## Begin Exercise data

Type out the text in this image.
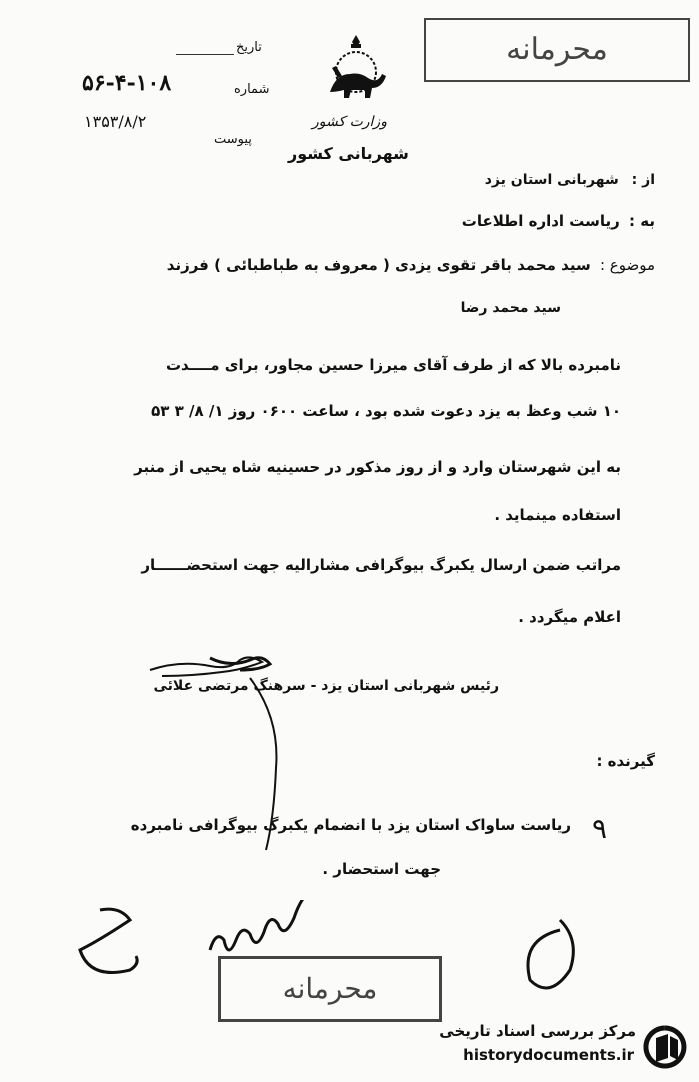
محرمانه
تاریخ
شماره
۵۶-۴-۱۰۸
۱۳۵۳/۸/۲
پیوست
وزارت کشور
شهربانی کشور
از : شهربانی استان یزد
به : ریاست اداره اطلاعات
موضوع : سید محمد باقر تقوی یزدی ( معروف به طباطبائی ) فرزند
سید محمد رضا
نامبرده بالا که از طرف آقای میرزا حسین مجاور، برای مــــدت
۱۰ شب وعظ به یزد دعوت شده بود ، ساعت ۰۶۰۰ روز ۱/ ۸/ ۳ ۵۳
به این شهرستان وارد و از روز مذکور در حسینیه شاه یحیی از منبر
استفاده مینماید .
مراتب ضمن ارسال یکبرگ بیوگرافی مشارالیه جهت استحضــــــار
اعلام میگردد .
رئیس شهربانی استان یزد - سرهنگ مرتضی علائی
گیرنده :
٩
ریاست ساواک استان یزد با انضمام یکبرگ بیوگرافی نامبرده
جهت استحضار .
محرمانه
مرکز بررسی اسناد تاریخی
historydocuments.ir
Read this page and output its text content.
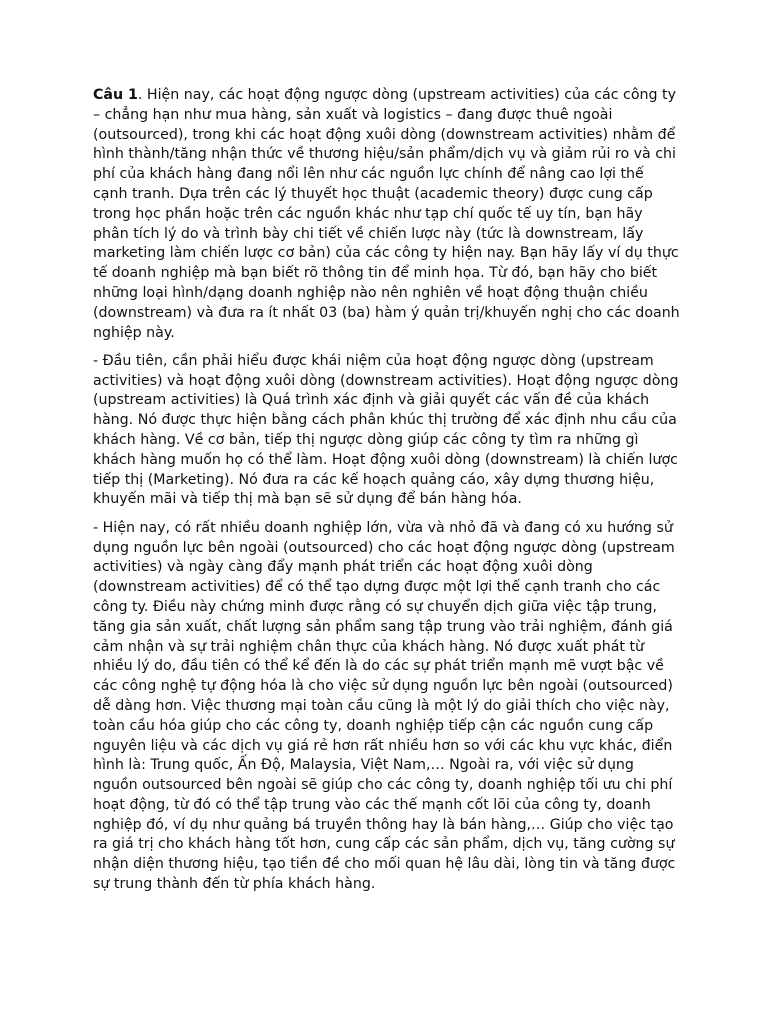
Câu 1. Hiện nay, các hoạt động ngược dòng (upstream activities) của các công ty – chẳng hạn như mua hàng, sản xuất và logistics – đang được thuê ngoài (outsourced), trong khi các hoạt động xuôi dòng (downstream activities) nhằm để hình thành/tăng nhận thức về thương hiệu/sản phẩm/dịch vụ và giảm rủi ro và chi phí của khách hàng đang nổi lên như các nguồn lực chính để nâng cao lợi thế cạnh tranh. Dựa trên các lý thuyết học thuật (academic theory) được cung cấp trong học phần hoặc trên các nguồn khác như tạp chí quốc tế uy tín, bạn hãy phân tích lý do và trình bày chi tiết về chiến lược này (tức là downstream, lấy marketing làm chiến lược cơ bản) của các công ty hiện nay. Bạn hãy lấy ví dụ thực tế doanh nghiệp mà bạn biết rõ thông tin để minh họa. Từ đó, bạn hãy cho biết những loại hình/dạng doanh nghiệp nào nên nghiên về hoạt động thuận chiều (downstream) và đưa ra ít nhất 03 (ba) hàm ý quản trị/khuyến nghị cho các doanh nghiệp này.

- Đầu tiên, cần phải hiểu được khái niệm của hoạt động ngược dòng (upstream activities) và hoạt động xuôi dòng (downstream activities). Hoạt động ngược dòng (upstream activities) là Quá trình xác định và giải quyết các vấn đề của khách hàng. Nó được thực hiện bằng cách phân khúc thị trường để xác định nhu cầu của khách hàng. Về cơ bản, tiếp thị ngược dòng giúp các công ty tìm ra những gì khách hàng muốn họ có thể làm. Hoạt động xuôi dòng (downstream) là chiến lược tiếp thị (Marketing). Nó đưa ra các kế hoạch quảng cáo, xây dựng thương hiệu, khuyến mãi và tiếp thị mà bạn sẽ sử dụng để bán hàng hóa.

- Hiện nay, có rất nhiều doanh nghiệp lớn, vừa và nhỏ đã và đang có xu hướng sử dụng nguồn lực bên ngoài (outsourced) cho các hoạt động ngược dòng (upstream activities) và ngày càng đẩy mạnh phát triển các hoạt động xuôi dòng (downstream activities) để có thể tạo dựng được một lợi thế cạnh tranh cho các công ty. Điều này chứng minh được rằng có sự chuyển dịch giữa việc tập trung, tăng gia sản xuất, chất lượng sản phẩm sang tập trung vào trải nghiệm, đánh giá cảm nhận và sự trải nghiệm chân thực của khách hàng. Nó được xuất phát từ nhiều lý do, đầu tiên có thể kể đến là do các sự phát triển mạnh mẽ vượt bậc về các công nghệ tự động hóa là cho việc sử dụng nguồn lực bên ngoài (outsourced) dễ dàng hơn. Việc thương mại toàn cầu cũng là một lý do giải thích cho việc này, toàn cầu hóa giúp cho các công ty, doanh nghiệp tiếp cận các nguồn cung cấp nguyên liệu và các dịch vụ giá rẻ hơn rất nhiều hơn so với các khu vực khác, điển hình là: Trung quốc, Ấn Độ, Malaysia, Việt Nam,… Ngoài ra, với việc sử dụng nguồn outsourced bên ngoài sẽ giúp cho các công ty, doanh nghiệp tối ưu chi phí hoạt động, từ đó có thể tập trung vào các thế mạnh cốt lõi của công ty, doanh nghiệp đó, ví dụ như quảng bá truyền thông hay là bán hàng,… Giúp cho việc tạo ra giá trị cho khách hàng tốt hơn, cung cấp các sản phẩm, dịch vụ, tăng cường sự nhận diện thương hiệu, tạo tiền đề cho mối quan hệ lâu dài, lòng tin và tăng được sự trung thành đến từ phía khách hàng.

## End Exercise data

## [Objective]
In the listing, find every line with the word "یکبرگ" and state how many there are, nothing more.

## [Expected answer]
2